Go through the records underneath and write each one out again exactly.

◆ Excerpt from a dataset:
......

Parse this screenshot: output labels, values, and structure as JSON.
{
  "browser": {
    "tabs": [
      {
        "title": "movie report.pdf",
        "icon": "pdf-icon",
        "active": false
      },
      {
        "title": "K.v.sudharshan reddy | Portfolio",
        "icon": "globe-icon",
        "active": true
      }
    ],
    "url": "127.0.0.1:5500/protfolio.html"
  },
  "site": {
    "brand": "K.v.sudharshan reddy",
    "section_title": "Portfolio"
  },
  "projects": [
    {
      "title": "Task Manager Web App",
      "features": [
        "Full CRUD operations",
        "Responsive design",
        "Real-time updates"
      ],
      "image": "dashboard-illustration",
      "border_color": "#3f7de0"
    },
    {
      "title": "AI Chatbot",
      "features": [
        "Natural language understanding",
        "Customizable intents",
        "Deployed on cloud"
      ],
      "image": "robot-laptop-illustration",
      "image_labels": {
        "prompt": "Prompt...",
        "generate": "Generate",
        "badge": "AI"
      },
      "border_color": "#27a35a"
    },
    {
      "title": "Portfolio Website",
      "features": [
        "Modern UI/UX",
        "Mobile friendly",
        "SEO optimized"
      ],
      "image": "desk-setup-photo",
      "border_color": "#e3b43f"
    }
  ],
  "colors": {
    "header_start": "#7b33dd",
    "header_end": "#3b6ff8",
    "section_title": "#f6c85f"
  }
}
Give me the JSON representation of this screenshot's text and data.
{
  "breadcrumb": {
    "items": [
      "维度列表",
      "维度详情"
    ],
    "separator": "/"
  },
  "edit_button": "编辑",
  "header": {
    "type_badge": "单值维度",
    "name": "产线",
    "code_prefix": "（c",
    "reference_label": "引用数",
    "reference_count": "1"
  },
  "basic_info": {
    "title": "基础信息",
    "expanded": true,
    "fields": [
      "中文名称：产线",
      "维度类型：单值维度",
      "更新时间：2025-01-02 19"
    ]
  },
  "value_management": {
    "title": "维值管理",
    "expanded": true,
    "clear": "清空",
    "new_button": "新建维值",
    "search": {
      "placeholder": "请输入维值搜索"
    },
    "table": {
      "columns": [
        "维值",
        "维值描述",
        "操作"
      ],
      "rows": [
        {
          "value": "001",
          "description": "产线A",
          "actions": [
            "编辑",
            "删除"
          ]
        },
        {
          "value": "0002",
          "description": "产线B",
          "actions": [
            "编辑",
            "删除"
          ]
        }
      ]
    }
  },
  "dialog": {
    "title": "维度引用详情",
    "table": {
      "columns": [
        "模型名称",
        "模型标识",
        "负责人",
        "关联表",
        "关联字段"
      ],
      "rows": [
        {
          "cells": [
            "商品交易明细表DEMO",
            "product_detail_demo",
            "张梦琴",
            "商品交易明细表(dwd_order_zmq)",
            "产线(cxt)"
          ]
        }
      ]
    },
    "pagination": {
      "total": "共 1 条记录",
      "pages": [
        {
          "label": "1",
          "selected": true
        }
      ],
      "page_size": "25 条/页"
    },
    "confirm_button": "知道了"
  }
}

......

◆ The answer:
Parse this screenshot: output labels, values, and structure as JSON.
{
  "browser": {
    "tabs": [
      {
        "title": "movie report.pdf",
        "icon": "pdf-icon",
        "active": false
      },
      {
        "title": "K.v.sudharshan reddy | Portfolio",
        "icon": "globe-icon",
        "active": true
      }
    ],
    "url": "127.0.0.1:5500/protfolio.html"
  },
  "site": {
    "brand": "K.v.sudharshan reddy",
    "section_title": "Portfolio"
  },
  "projects": [
    {
      "title": "Task Manager Web App",
      "features": [
        "Full CRUD operations",
        "Responsive design",
        "Real-time updates"
      ],
      "image": "dashboard-illustration",
      "border_color": "#3f7de0"
    },
    {
      "title": "AI Chatbot",
      "features": [
        "Natural language understanding",
        "Customizable intents",
        "Deployed on cloud"
      ],
      "image": "robot-laptop-illustration",
      "image_labels": {
        "prompt": "Prompt...",
        "generate": "Generate",
        "badge": "AI"
      },
      "border_color": "#27a35a"
    },
    {
      "title": "Portfolio Website",
      "features": [
        "Modern UI/UX",
        "Mobile friendly",
        "SEO optimized"
      ],
      "image": "desk-setup-photo",
      "border_color": "#e3b43f"
    }
  ],
  "colors": {
    "header_start": "#7b33dd",
    "header_end": "#3b6ff8",
    "section_title": "#f6c85f"
  }
}
Give me the JSON representation of this screenshot's text and data.
{
  "breadcrumb": {
    "items": [
      "维度列表",
      "维度详情"
    ],
    "separator": "/"
  },
  "edit_button": "编辑",
  "header": {
    "type_badge": "单值维度",
    "name": "产线",
    "code_prefix": "（c",
    "reference_label": "引用数",
    "reference_count": "1"
  },
  "basic_info": {
    "title": "基础信息",
    "expanded": true,
    "fields": [
      "中文名称：产线",
      "维度类型：单值维度",
      "更新时间：2025-01-02 19"
    ]
  },
  "value_management": {
    "title": "维值管理",
    "expanded": true,
    "clear": "清空",
    "new_button": "新建维值",
    "search": {
      "placeholder": "请输入维值搜索"
    },
    "table": {
      "columns": [
        "维值",
        "维值描述",
        "操作"
      ],
      "rows": [
        {
          "value": "001",
          "description": "产线A",
          "actions": [
            "编辑",
            "删除"
          ]
        },
        {
          "value": "0002",
          "description": "产线B",
          "actions": [
            "编辑",
            "删除"
          ]
        }
      ]
    }
  },
  "dialog": {
    "title": "维度引用详情",
    "table": {
      "columns": [
        "模型名称",
        "模型标识",
        "负责人",
        "关联表",
        "关联字段"
      ],
      "rows": [
        {
          "cells": [
            "商品交易明细表DEMO",
            "product_detail_demo",
            "张梦琴",
            "商品交易明细表(dwd_order_zmq)",
            "产线(cxt)"
          ]
        }
      ]
    },
    "pagination": {
      "total": "共 1 条记录",
      "pages": [
        {
          "label": "1",
          "selected": true
        }
      ],
      "page_size": "25 条/页"
    },
    "confirm_button": "知道了"
  }
}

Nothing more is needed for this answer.